**The problem**
List each line of the rows below that contains the string "with". Treat uppercase and lowercase letters as different.

(Entries drawn from a collection)
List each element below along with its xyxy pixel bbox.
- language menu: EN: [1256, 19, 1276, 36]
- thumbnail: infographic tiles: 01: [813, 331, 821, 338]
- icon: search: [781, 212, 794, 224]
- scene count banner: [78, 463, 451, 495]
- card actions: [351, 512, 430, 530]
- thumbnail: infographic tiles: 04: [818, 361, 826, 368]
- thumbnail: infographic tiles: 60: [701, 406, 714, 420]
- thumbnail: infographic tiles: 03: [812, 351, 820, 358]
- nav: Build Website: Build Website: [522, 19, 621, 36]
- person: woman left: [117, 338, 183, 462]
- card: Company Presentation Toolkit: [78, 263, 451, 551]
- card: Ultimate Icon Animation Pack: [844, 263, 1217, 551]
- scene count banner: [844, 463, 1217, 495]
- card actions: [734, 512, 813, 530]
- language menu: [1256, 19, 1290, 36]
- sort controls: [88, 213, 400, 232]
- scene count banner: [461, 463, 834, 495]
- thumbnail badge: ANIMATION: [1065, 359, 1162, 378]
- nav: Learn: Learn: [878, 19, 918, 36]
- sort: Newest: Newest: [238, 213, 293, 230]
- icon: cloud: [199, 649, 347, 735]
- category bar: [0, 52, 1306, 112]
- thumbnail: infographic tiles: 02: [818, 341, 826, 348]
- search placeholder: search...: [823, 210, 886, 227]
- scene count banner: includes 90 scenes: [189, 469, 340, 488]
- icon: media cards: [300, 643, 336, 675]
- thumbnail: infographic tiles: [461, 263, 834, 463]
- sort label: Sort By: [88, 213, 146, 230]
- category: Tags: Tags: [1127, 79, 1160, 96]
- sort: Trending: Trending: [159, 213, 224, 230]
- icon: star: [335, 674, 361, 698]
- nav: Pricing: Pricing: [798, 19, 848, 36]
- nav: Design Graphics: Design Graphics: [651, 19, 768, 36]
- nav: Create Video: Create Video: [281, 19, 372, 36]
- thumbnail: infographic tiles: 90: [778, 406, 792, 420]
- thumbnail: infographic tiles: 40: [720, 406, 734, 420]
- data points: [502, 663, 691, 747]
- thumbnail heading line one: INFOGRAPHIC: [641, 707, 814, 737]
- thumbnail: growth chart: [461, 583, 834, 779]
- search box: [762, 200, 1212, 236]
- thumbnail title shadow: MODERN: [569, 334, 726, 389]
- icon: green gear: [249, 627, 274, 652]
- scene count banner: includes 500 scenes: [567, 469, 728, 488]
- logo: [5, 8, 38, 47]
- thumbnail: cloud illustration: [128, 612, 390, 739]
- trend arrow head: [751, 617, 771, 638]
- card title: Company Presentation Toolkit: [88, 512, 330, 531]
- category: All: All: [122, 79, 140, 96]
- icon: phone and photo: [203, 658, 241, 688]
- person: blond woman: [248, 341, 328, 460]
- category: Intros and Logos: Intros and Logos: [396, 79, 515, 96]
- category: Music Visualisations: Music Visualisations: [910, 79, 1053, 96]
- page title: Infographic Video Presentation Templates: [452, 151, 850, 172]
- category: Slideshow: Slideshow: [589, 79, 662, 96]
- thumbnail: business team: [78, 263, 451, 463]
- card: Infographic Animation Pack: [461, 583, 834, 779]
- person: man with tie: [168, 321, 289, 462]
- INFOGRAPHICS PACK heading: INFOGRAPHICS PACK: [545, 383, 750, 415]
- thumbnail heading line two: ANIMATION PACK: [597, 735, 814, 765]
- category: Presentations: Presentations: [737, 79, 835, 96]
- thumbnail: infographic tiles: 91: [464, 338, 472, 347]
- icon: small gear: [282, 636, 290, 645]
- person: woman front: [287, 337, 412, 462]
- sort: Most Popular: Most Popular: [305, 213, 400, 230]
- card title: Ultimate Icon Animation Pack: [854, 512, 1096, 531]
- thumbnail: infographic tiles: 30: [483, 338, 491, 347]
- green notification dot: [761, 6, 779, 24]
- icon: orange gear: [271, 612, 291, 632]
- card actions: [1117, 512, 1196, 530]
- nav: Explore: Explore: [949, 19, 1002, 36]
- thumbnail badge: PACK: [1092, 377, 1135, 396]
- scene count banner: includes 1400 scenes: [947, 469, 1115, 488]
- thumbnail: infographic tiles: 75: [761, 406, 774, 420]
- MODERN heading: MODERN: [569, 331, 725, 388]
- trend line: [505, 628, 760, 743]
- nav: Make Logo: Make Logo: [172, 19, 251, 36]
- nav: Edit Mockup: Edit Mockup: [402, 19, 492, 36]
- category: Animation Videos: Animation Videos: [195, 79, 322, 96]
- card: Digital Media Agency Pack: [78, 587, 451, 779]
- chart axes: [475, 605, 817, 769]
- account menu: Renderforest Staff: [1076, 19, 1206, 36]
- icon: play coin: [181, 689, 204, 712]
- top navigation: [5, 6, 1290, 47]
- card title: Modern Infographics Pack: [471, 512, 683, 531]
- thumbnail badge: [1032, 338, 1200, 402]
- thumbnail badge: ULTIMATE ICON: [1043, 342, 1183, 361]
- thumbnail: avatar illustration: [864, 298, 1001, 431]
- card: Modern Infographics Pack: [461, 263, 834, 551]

**Result of this exercise**
List each element below along with its xyxy pixel bbox.
- person: man with tie: [168, 321, 289, 462]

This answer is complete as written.